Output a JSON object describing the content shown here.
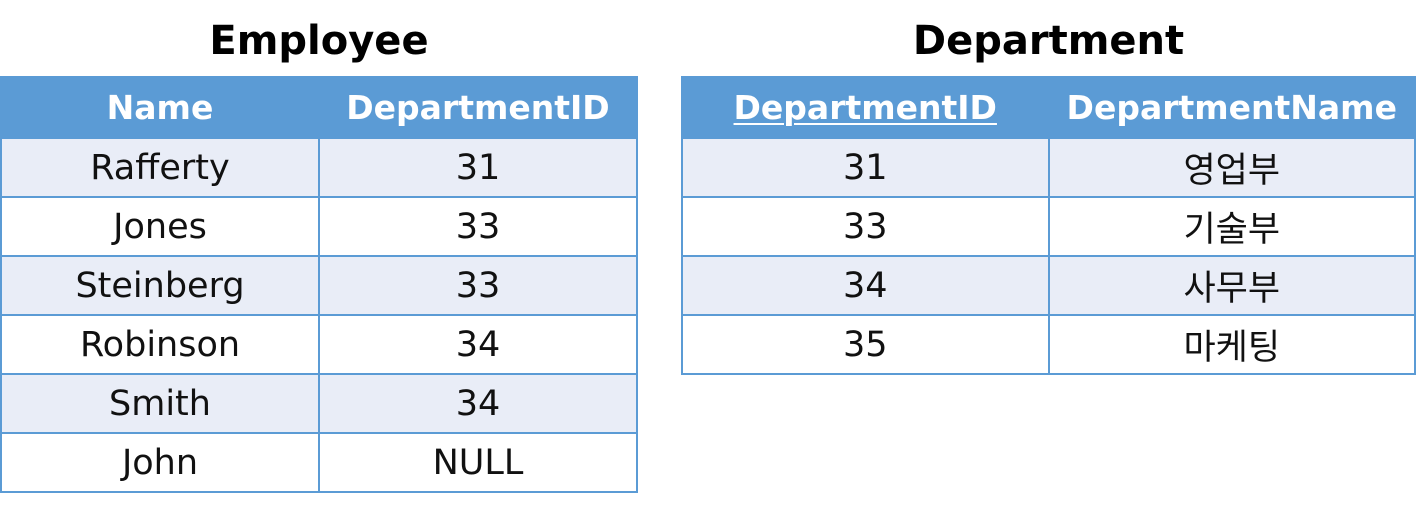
{
  "employee": {
    "title": "Employee",
    "columns": [
      "Name",
      "DepartmentID"
    ],
    "rows": [
      [
        "Rafferty",
        "31"
      ],
      [
        "Jones",
        "33"
      ],
      [
        "Steinberg",
        "33"
      ],
      [
        "Robinson",
        "34"
      ],
      [
        "Smith",
        "34"
      ],
      [
        "John",
        "NULL"
      ]
    ]
  },
  "department": {
    "title": "Department",
    "columns": [
      "DepartmentID",
      "DepartmentName"
    ],
    "rows": [
      [
        "31",
        "영업부"
      ],
      [
        "33",
        "기술부"
      ],
      [
        "34",
        "사무부"
      ],
      [
        "35",
        "마케팅"
      ]
    ]
  },
  "colors": {
    "header_bg": "#5b9bd5",
    "row_alt_bg": "#e9edf7",
    "border": "#5b9bd5"
  }
}
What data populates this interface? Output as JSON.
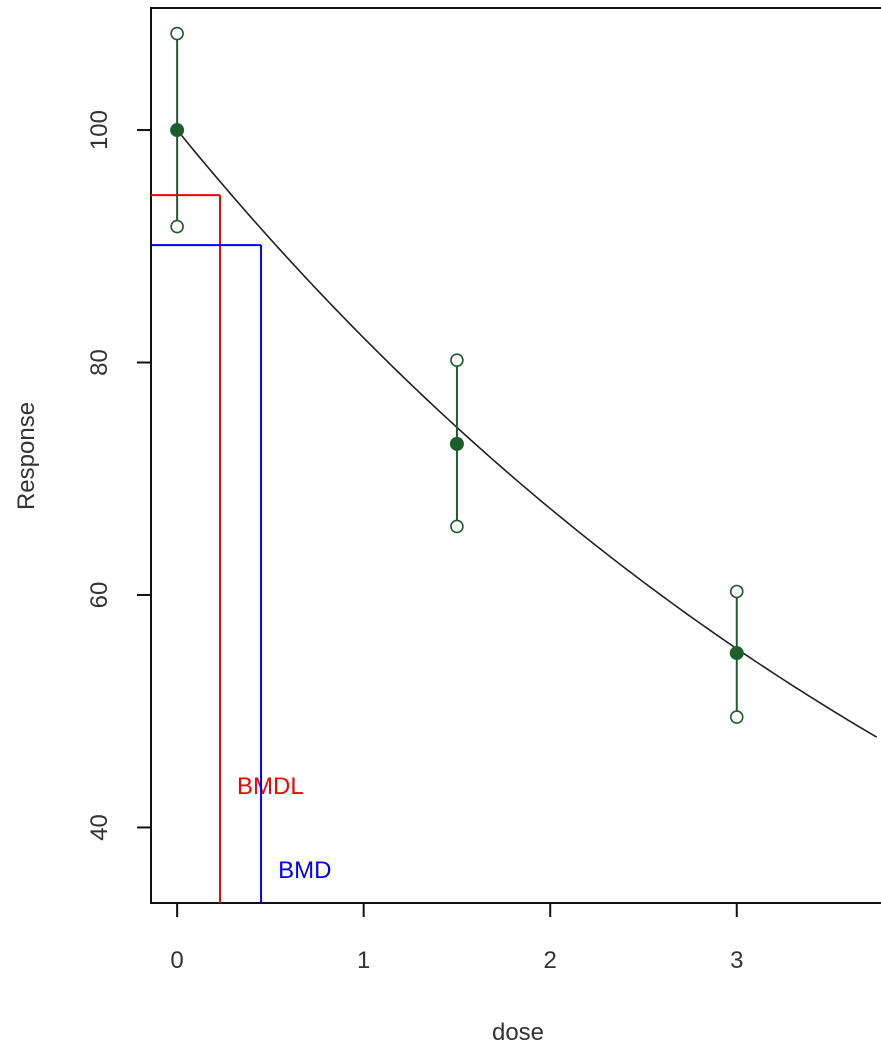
{
  "chart_data": {
    "type": "line",
    "title": "",
    "xlabel": "dose",
    "ylabel": "Response",
    "xlim": [
      -0.14,
      3.8
    ],
    "ylim": [
      33.5,
      110.5
    ],
    "x_ticks": [
      0,
      1,
      2,
      3
    ],
    "y_ticks": [
      40,
      60,
      80,
      100
    ],
    "x_tick_labels": [
      "0",
      "1",
      "2",
      "3"
    ],
    "y_tick_labels": [
      "40",
      "60",
      "80",
      "100"
    ],
    "grid": false,
    "observations": [
      {
        "x": 0,
        "mean": 100.0,
        "lower": 91.7,
        "upper": 108.3
      },
      {
        "x": 1.5,
        "mean": 73.0,
        "lower": 65.9,
        "upper": 80.2
      },
      {
        "x": 3,
        "mean": 55.0,
        "lower": 49.5,
        "upper": 60.3
      }
    ],
    "fitted_curve": {
      "model": "exponential",
      "x_start": 0,
      "x_end": 3.75,
      "y_at_zero": 100.0,
      "rate": 0.197
    },
    "benchmarks": [
      {
        "label": "BMDL",
        "x": 0.23,
        "y": 94.4,
        "color": "#ff0000"
      },
      {
        "label": "BMD",
        "x": 0.45,
        "y": 90.1,
        "color": "#0000ff"
      }
    ],
    "colors": {
      "data": "#1e5e2a",
      "curve": "#222222",
      "axis": "#111111"
    }
  }
}
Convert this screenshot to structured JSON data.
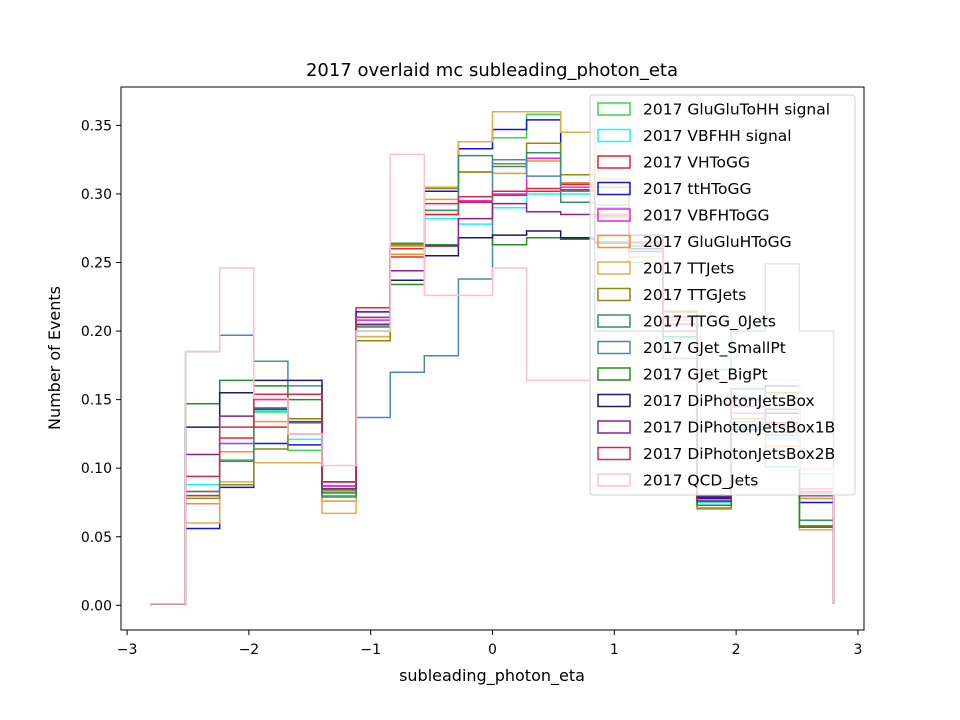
{
  "chart_data": {
    "type": "step-histogram",
    "title": "2017 overlaid mc subleading_photon_eta",
    "xlabel": "subleading_photon_eta",
    "ylabel": "Number of Events",
    "xlim": [
      -3.05,
      3.05
    ],
    "ylim": [
      -0.018,
      0.378
    ],
    "x_ticks": [
      -3,
      -2,
      -1,
      0,
      1,
      2,
      3
    ],
    "x_tick_labels": [
      "−3",
      "−2",
      "−1",
      "0",
      "1",
      "2",
      "3"
    ],
    "y_ticks": [
      0.0,
      0.05,
      0.1,
      0.15,
      0.2,
      0.25,
      0.3,
      0.35
    ],
    "y_tick_labels": [
      "0.00",
      "0.05",
      "0.10",
      "0.15",
      "0.20",
      "0.25",
      "0.30",
      "0.35"
    ],
    "bin_edges": [
      -2.8,
      -2.52,
      -2.24,
      -1.96,
      -1.68,
      -1.4,
      -1.12,
      -0.84,
      -0.56,
      -0.28,
      0.0,
      0.28,
      0.56,
      0.84,
      1.12,
      1.4,
      1.68,
      1.96,
      2.24,
      2.52,
      2.8
    ],
    "legend_position": "upper right",
    "series": [
      {
        "name": "2017 GluGluToHH signal",
        "color": "#3fd34f",
        "values": [
          0.001,
          0.08,
          0.106,
          0.141,
          0.113,
          0.08,
          0.204,
          0.262,
          0.285,
          0.338,
          0.341,
          0.358,
          0.308,
          0.292,
          0.25,
          0.205,
          0.077,
          0.128,
          0.101,
          0.085,
          0.001
        ]
      },
      {
        "name": "2017 VBFHH signal",
        "color": "#22f2f0",
        "values": [
          0.001,
          0.088,
          0.118,
          0.142,
          0.121,
          0.083,
          0.208,
          0.26,
          0.282,
          0.278,
          0.29,
          0.3,
          0.3,
          0.28,
          0.26,
          0.195,
          0.075,
          0.132,
          0.122,
          0.096,
          0.001
        ]
      },
      {
        "name": "2017 VHToGG",
        "color": "#e3262c",
        "values": [
          0.001,
          0.08,
          0.122,
          0.13,
          0.154,
          0.09,
          0.217,
          0.254,
          0.285,
          0.294,
          0.299,
          0.302,
          0.307,
          0.285,
          0.262,
          0.2,
          0.08,
          0.14,
          0.13,
          0.082,
          0.001
        ]
      },
      {
        "name": "2017 ttHToGG",
        "color": "#1515d8",
        "values": [
          0.001,
          0.056,
          0.086,
          0.118,
          0.117,
          0.087,
          0.214,
          0.26,
          0.302,
          0.333,
          0.347,
          0.354,
          0.308,
          0.283,
          0.258,
          0.21,
          0.078,
          0.128,
          0.16,
          0.075,
          0.001
        ]
      },
      {
        "name": "2017 VBFHToGG",
        "color": "#e22ae9",
        "values": [
          0.001,
          0.083,
          0.118,
          0.15,
          0.125,
          0.087,
          0.208,
          0.256,
          0.288,
          0.295,
          0.3,
          0.326,
          0.305,
          0.284,
          0.27,
          0.214,
          0.076,
          0.14,
          0.124,
          0.083,
          0.001
        ]
      },
      {
        "name": "2017 GluGluHToGG",
        "color": "#f29522",
        "values": [
          0.001,
          0.074,
          0.112,
          0.134,
          0.125,
          0.076,
          0.196,
          0.256,
          0.296,
          0.316,
          0.315,
          0.324,
          0.308,
          0.283,
          0.254,
          0.208,
          0.077,
          0.134,
          0.116,
          0.078,
          0.001
        ]
      },
      {
        "name": "2017 TTJets",
        "color": "#e0ae48",
        "values": [
          0.001,
          0.06,
          0.09,
          0.104,
          0.104,
          0.067,
          0.196,
          0.262,
          0.305,
          0.338,
          0.36,
          0.36,
          0.345,
          0.311,
          0.254,
          0.215,
          0.07,
          0.125,
          0.143,
          0.055,
          0.001
        ]
      },
      {
        "name": "2017 TTGJets",
        "color": "#8c8a12",
        "values": [
          0.001,
          0.078,
          0.088,
          0.114,
          0.136,
          0.084,
          0.193,
          0.263,
          0.304,
          0.316,
          0.322,
          0.337,
          0.314,
          0.305,
          0.264,
          0.214,
          0.071,
          0.136,
          0.155,
          0.058,
          0.001
        ]
      },
      {
        "name": "2017 TTGG_0Jets",
        "color": "#3b8c6d",
        "values": [
          0.001,
          0.083,
          0.105,
          0.144,
          0.133,
          0.079,
          0.203,
          0.264,
          0.288,
          0.328,
          0.32,
          0.33,
          0.294,
          0.29,
          0.262,
          0.214,
          0.076,
          0.13,
          0.126,
          0.062,
          0.001
        ]
      },
      {
        "name": "2017 GJet_SmallPt",
        "color": "#4d86b8",
        "values": [
          0.001,
          0.185,
          0.197,
          0.178,
          0.16,
          0.085,
          0.137,
          0.17,
          0.182,
          0.238,
          0.325,
          0.313,
          0.302,
          0.2,
          0.2,
          0.18,
          0.172,
          0.2,
          0.249,
          0.2,
          0.001
        ]
      },
      {
        "name": "2017 GJet_BigPt",
        "color": "#258b25",
        "values": [
          0.001,
          0.147,
          0.164,
          0.16,
          0.15,
          0.082,
          0.2,
          0.234,
          0.263,
          0.268,
          0.263,
          0.268,
          0.267,
          0.265,
          0.262,
          0.196,
          0.073,
          0.158,
          0.151,
          0.057,
          0.001
        ]
      },
      {
        "name": "2017 DiPhotonJetsBox",
        "color": "#1a1a72",
        "values": [
          0.001,
          0.13,
          0.155,
          0.164,
          0.164,
          0.09,
          0.21,
          0.237,
          0.255,
          0.268,
          0.27,
          0.273,
          0.268,
          0.264,
          0.26,
          0.21,
          0.079,
          0.15,
          0.14,
          0.08,
          0.001
        ]
      },
      {
        "name": "2017 DiPhotonJetsBox1B",
        "color": "#84238a",
        "values": [
          0.001,
          0.11,
          0.138,
          0.143,
          0.134,
          0.085,
          0.205,
          0.244,
          0.262,
          0.282,
          0.293,
          0.287,
          0.285,
          0.27,
          0.27,
          0.205,
          0.076,
          0.145,
          0.133,
          0.083,
          0.001
        ]
      },
      {
        "name": "2017 DiPhotonJetsBox2B",
        "color": "#cf2d4f",
        "values": [
          0.001,
          0.094,
          0.13,
          0.154,
          0.154,
          0.09,
          0.21,
          0.26,
          0.293,
          0.298,
          0.302,
          0.304,
          0.303,
          0.284,
          0.265,
          0.21,
          0.08,
          0.15,
          0.143,
          0.085,
          0.001
        ]
      },
      {
        "name": "2017 QCD_Jets",
        "color": "#ffc0cb",
        "values": [
          0.001,
          0.185,
          0.246,
          0.151,
          0.125,
          0.102,
          0.2,
          0.329,
          0.226,
          0.226,
          0.246,
          0.164,
          0.164,
          0.164,
          0.164,
          0.164,
          0.164,
          0.164,
          0.164,
          0.1,
          0.001
        ]
      }
    ]
  }
}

▸ EXERCISE:
Out of the material above, select every line that holds the string "JSON".

▸ ANSWER TO THIS PROBLEM:
Output a JSON object describing the content shown here.
What data populates this interface? Output as JSON.
Convert this screenshot to structured JSON data.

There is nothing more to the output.